# [Given exercise]
Below are records. Copy every line with "JSON" in it.

Data tied to figure images:

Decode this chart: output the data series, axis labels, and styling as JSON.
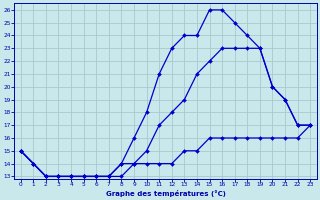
{
  "title": "Graphe des températures (°C)",
  "background_color": "#c8e8ec",
  "grid_color": "#a8c8cc",
  "line_color": "#0000cc",
  "spine_color": "#0000aa",
  "xlim": [
    -0.5,
    23.5
  ],
  "ylim": [
    12.8,
    26.5
  ],
  "xticks": [
    0,
    1,
    2,
    3,
    4,
    5,
    6,
    7,
    8,
    9,
    10,
    11,
    12,
    13,
    14,
    15,
    16,
    17,
    18,
    19,
    20,
    21,
    22,
    23
  ],
  "yticks": [
    13,
    14,
    15,
    16,
    17,
    18,
    19,
    20,
    21,
    22,
    23,
    24,
    25,
    26
  ],
  "curve1_x": [
    0,
    1,
    2,
    3,
    4,
    5,
    6,
    7,
    8,
    9,
    10,
    11,
    12,
    13,
    14,
    15,
    16,
    17,
    18,
    19,
    20,
    21,
    22,
    23
  ],
  "curve1_y": [
    15,
    14,
    13,
    13,
    13,
    13,
    13,
    13,
    14,
    16,
    18,
    21,
    23,
    24,
    24,
    26,
    26,
    25,
    24,
    23,
    20,
    19,
    17,
    17
  ],
  "curve2_x": [
    0,
    1,
    2,
    3,
    4,
    5,
    6,
    7,
    8,
    9,
    10,
    11,
    12,
    13,
    14,
    15,
    16,
    17,
    18,
    19,
    20,
    21,
    22,
    23
  ],
  "curve2_y": [
    15,
    14,
    13,
    13,
    13,
    13,
    13,
    13,
    13,
    14,
    15,
    17,
    18,
    19,
    21,
    22,
    23,
    23,
    23,
    23,
    20,
    19,
    17,
    17
  ],
  "curve3_x": [
    0,
    1,
    2,
    3,
    4,
    5,
    6,
    7,
    8,
    9,
    10,
    11,
    12,
    13,
    14,
    15,
    16,
    17,
    18,
    19,
    20,
    21,
    22,
    23
  ],
  "curve3_y": [
    15,
    14,
    13,
    13,
    13,
    13,
    13,
    13,
    14,
    14,
    14,
    14,
    14,
    15,
    15,
    16,
    16,
    16,
    16,
    16,
    16,
    16,
    16,
    17
  ]
}
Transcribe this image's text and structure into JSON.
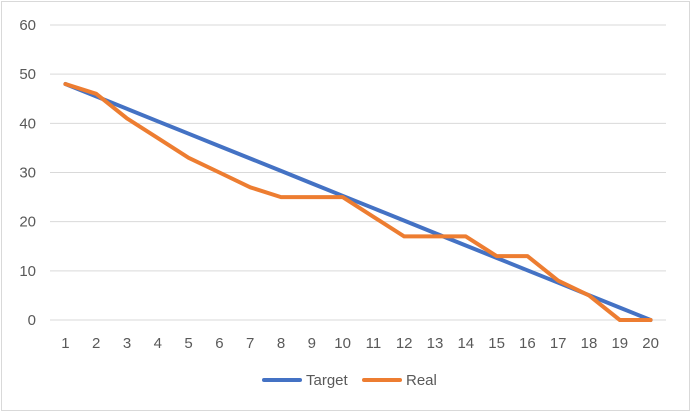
{
  "chart_data": {
    "type": "line",
    "title": "",
    "xlabel": "",
    "ylabel": "",
    "categories": [
      "1",
      "2",
      "3",
      "4",
      "5",
      "6",
      "7",
      "8",
      "9",
      "10",
      "11",
      "12",
      "13",
      "14",
      "15",
      "16",
      "17",
      "18",
      "19",
      "20"
    ],
    "ylim": [
      0,
      60
    ],
    "yticks": [
      "0",
      "10",
      "20",
      "30",
      "40",
      "50",
      "60"
    ],
    "grid": true,
    "legend": "bottom",
    "series": [
      {
        "name": "Target",
        "color": "#4472c4",
        "values": [
          48,
          45.47,
          42.95,
          40.42,
          37.89,
          35.37,
          32.84,
          30.32,
          27.79,
          25.26,
          22.74,
          20.21,
          17.68,
          15.16,
          12.63,
          10.11,
          7.58,
          5.05,
          2.53,
          0
        ]
      },
      {
        "name": "Real",
        "color": "#ed7d31",
        "values": [
          48,
          46,
          41,
          37,
          33,
          30,
          27,
          25,
          25,
          25,
          21,
          17,
          17,
          17,
          13,
          13,
          8,
          5,
          0,
          0
        ]
      }
    ]
  }
}
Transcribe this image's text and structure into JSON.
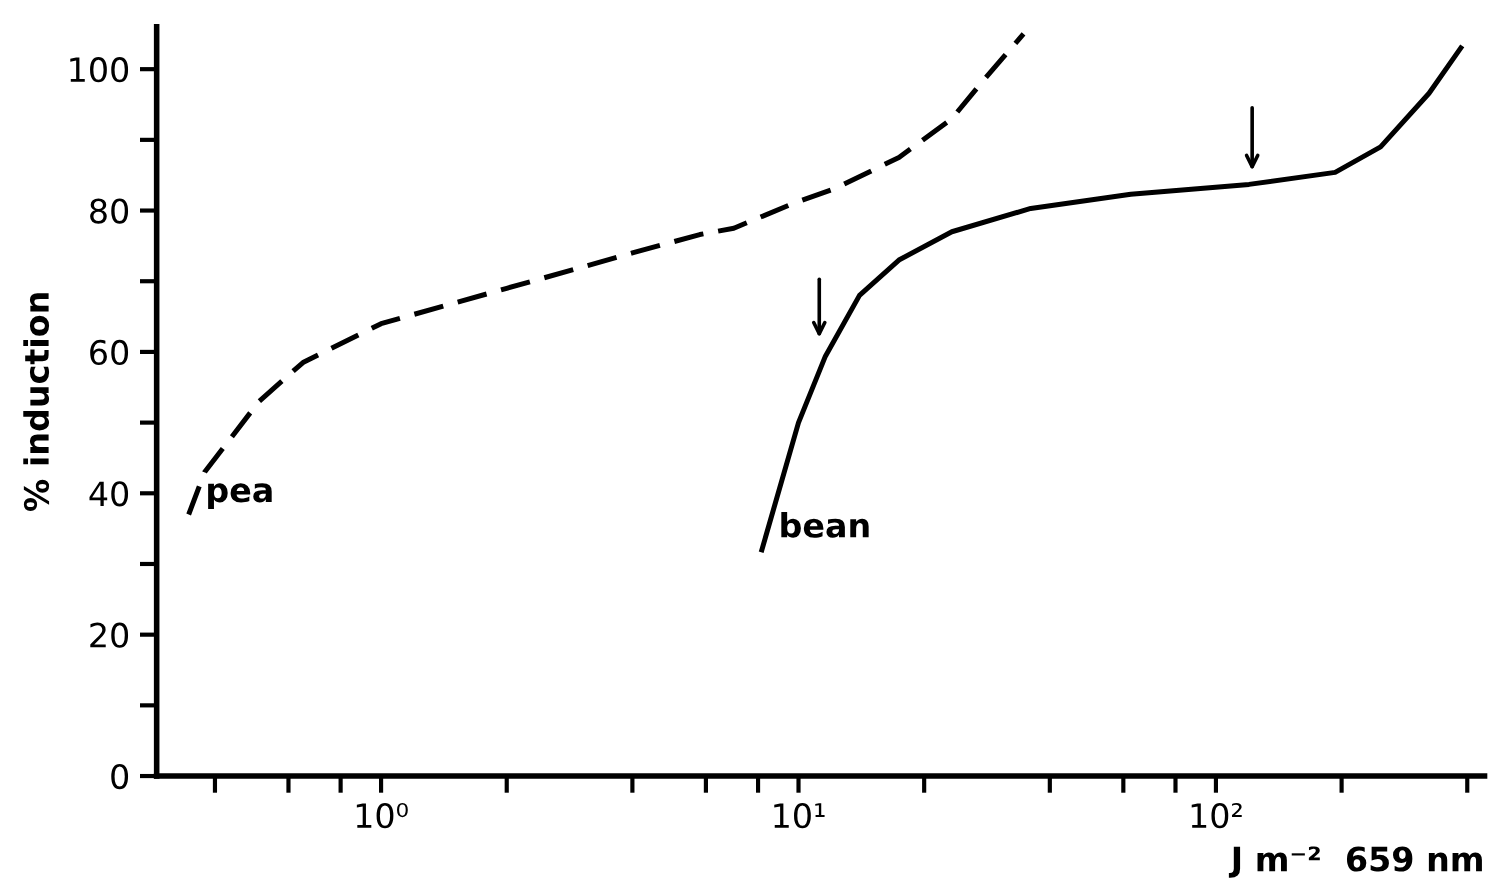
{
  "chart_data": {
    "type": "line",
    "ylabel": "% induction",
    "xlabel": "J m⁻²  659 nm",
    "log": "x",
    "xlim": [
      0.29,
      440
    ],
    "ylim": [
      0,
      106
    ],
    "xticks": [
      {
        "value": 0.4,
        "label": null
      },
      {
        "value": 0.6,
        "label": null
      },
      {
        "value": 0.8,
        "label": null
      },
      {
        "value": 1,
        "label": "10⁰"
      },
      {
        "value": 2,
        "label": null
      },
      {
        "value": 4,
        "label": null
      },
      {
        "value": 6,
        "label": null
      },
      {
        "value": 8,
        "label": null
      },
      {
        "value": 10,
        "label": "10¹"
      },
      {
        "value": 20,
        "label": null
      },
      {
        "value": 40,
        "label": null
      },
      {
        "value": 60,
        "label": null
      },
      {
        "value": 80,
        "label": null
      },
      {
        "value": 100,
        "label": "10²"
      },
      {
        "value": 200,
        "label": null
      },
      {
        "value": 400,
        "label": null
      }
    ],
    "yticks": [
      0,
      {
        "value": 10,
        "label": null
      },
      20,
      {
        "value": 30,
        "label": null
      },
      40,
      {
        "value": 50,
        "label": null
      },
      60,
      {
        "value": 70,
        "label": null
      },
      80,
      {
        "value": 90,
        "label": null
      },
      100
    ],
    "grid": false,
    "legend": false,
    "marker": "none",
    "series": [
      {
        "name": "pea",
        "color": "#000000",
        "line_style": "dashed",
        "x": [
          0.346,
          0.378,
          0.51,
          0.65,
          1.0,
          2.0,
          4.0,
          5.8,
          7.0,
          9.7,
          12.1,
          17.4,
          23.3,
          27.8,
          34.6
        ],
        "values": [
          37,
          43,
          53,
          58.5,
          64,
          69,
          74,
          76.6,
          77.5,
          81,
          83,
          87.5,
          93,
          98.5,
          105
        ]
      },
      {
        "name": "bean",
        "color": "#000000",
        "line_style": "solid",
        "x": [
          8.17,
          10,
          11.6,
          14,
          17.4,
          23.3,
          36,
          62.5,
          120,
          193,
          248,
          324,
          386
        ],
        "values": [
          32,
          50,
          59.4,
          68,
          73,
          77,
          80.3,
          82.3,
          83.7,
          85.4,
          89,
          96.6,
          103
        ]
      }
    ]
  }
}
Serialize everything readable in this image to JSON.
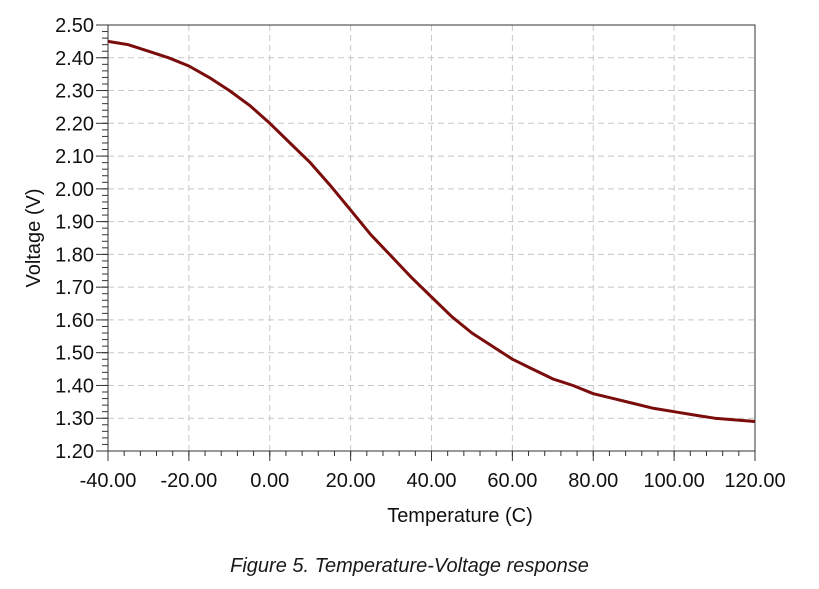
{
  "chart_data": {
    "type": "line",
    "xlabel": "Temperature (C)",
    "ylabel": "Voltage (V)",
    "xlim": [
      -40,
      120
    ],
    "ylim": [
      1.2,
      2.5
    ],
    "x_ticks": [
      "-40.00",
      "-20.00",
      "0.00",
      "20.00",
      "40.00",
      "60.00",
      "80.00",
      "100.00",
      "120.00"
    ],
    "y_ticks": [
      "1.20",
      "1.30",
      "1.40",
      "1.50",
      "1.60",
      "1.70",
      "1.80",
      "1.90",
      "2.00",
      "2.10",
      "2.20",
      "2.30",
      "2.40",
      "2.50"
    ],
    "grid": true,
    "series": [
      {
        "color": "#7b0c0c",
        "x": [
          -40,
          -35,
          -30,
          -25,
          -20,
          -15,
          -10,
          -5,
          0,
          5,
          10,
          15,
          20,
          25,
          30,
          35,
          40,
          45,
          50,
          55,
          60,
          65,
          70,
          75,
          80,
          85,
          90,
          95,
          100,
          105,
          110,
          115,
          120
        ],
        "y": [
          2.45,
          2.44,
          2.42,
          2.4,
          2.375,
          2.34,
          2.3,
          2.255,
          2.2,
          2.14,
          2.08,
          2.01,
          1.935,
          1.86,
          1.795,
          1.73,
          1.67,
          1.61,
          1.56,
          1.52,
          1.48,
          1.45,
          1.42,
          1.4,
          1.375,
          1.36,
          1.345,
          1.33,
          1.32,
          1.31,
          1.3,
          1.295,
          1.29
        ]
      }
    ]
  },
  "caption": "Figure 5. Temperature-Voltage response"
}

# [Result below]
Decode this chart: output the data series, axis labels, and styling as JSON.
Transcribe this image's text and structure into JSON.
Transcribe this image's text and structure into JSON.
Serialize everything readable in this image to JSON.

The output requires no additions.